» EXERCISE AIM:
Retype the data below without altering anything.

--- RECORD LIST ---

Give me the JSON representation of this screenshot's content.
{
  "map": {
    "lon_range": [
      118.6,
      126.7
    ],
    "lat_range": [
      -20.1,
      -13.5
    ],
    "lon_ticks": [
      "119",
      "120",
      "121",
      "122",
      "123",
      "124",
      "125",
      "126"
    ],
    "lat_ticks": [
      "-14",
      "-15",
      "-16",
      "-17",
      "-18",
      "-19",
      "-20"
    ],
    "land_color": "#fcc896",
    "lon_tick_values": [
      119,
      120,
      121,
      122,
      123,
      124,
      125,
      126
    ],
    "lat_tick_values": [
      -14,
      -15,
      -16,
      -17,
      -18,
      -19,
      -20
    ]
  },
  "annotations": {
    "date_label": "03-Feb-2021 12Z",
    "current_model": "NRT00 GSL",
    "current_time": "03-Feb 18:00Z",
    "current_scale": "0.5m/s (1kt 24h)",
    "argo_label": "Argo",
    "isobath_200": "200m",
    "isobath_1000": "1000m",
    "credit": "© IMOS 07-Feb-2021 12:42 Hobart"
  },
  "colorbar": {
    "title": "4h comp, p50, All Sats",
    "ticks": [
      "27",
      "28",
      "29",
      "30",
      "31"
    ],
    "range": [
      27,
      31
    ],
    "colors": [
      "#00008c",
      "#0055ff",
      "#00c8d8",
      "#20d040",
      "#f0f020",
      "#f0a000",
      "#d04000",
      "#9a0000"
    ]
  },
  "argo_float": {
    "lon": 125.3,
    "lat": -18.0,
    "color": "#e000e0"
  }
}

---

» RESPONSE TO THE TASK:
Give me the JSON representation of this screenshot's content.
{
  "map": {
    "lon_range": [
      118.6,
      126.7
    ],
    "lat_range": [
      -20.1,
      -13.5
    ],
    "lon_ticks": [
      "119",
      "120",
      "121",
      "122",
      "123",
      "124",
      "125",
      "126"
    ],
    "lat_ticks": [
      "-14",
      "-15",
      "-16",
      "-17",
      "-18",
      "-19",
      "-20"
    ],
    "land_color": "#fcc896",
    "lon_tick_values": [
      119,
      120,
      121,
      122,
      123,
      124,
      125,
      126
    ],
    "lat_tick_values": [
      -14,
      -15,
      -16,
      -17,
      -18,
      -19,
      -20
    ]
  },
  "annotations": {
    "date_label": "03-Feb-2021 12Z",
    "current_model": "NRT00 GSL",
    "current_time": "03-Feb 18:00Z",
    "current_scale": "0.5m/s (1kt 24h)",
    "argo_label": "Argo",
    "isobath_200": "200m",
    "isobath_1000": "1000m",
    "credit": "© IMOS 07-Feb-2021 12:42 Hobart"
  },
  "colorbar": {
    "title": "4h comp, p50, All Sats",
    "ticks": [
      "27",
      "28",
      "29",
      "30",
      "31"
    ],
    "range": [
      27,
      31
    ],
    "colors": [
      "#00008c",
      "#0055ff",
      "#00c8d8",
      "#20d040",
      "#f0f020",
      "#f0a000",
      "#d04000",
      "#9a0000"
    ]
  },
  "argo_float": {
    "lon": 125.3,
    "lat": -18.0,
    "color": "#e000e0"
  }
}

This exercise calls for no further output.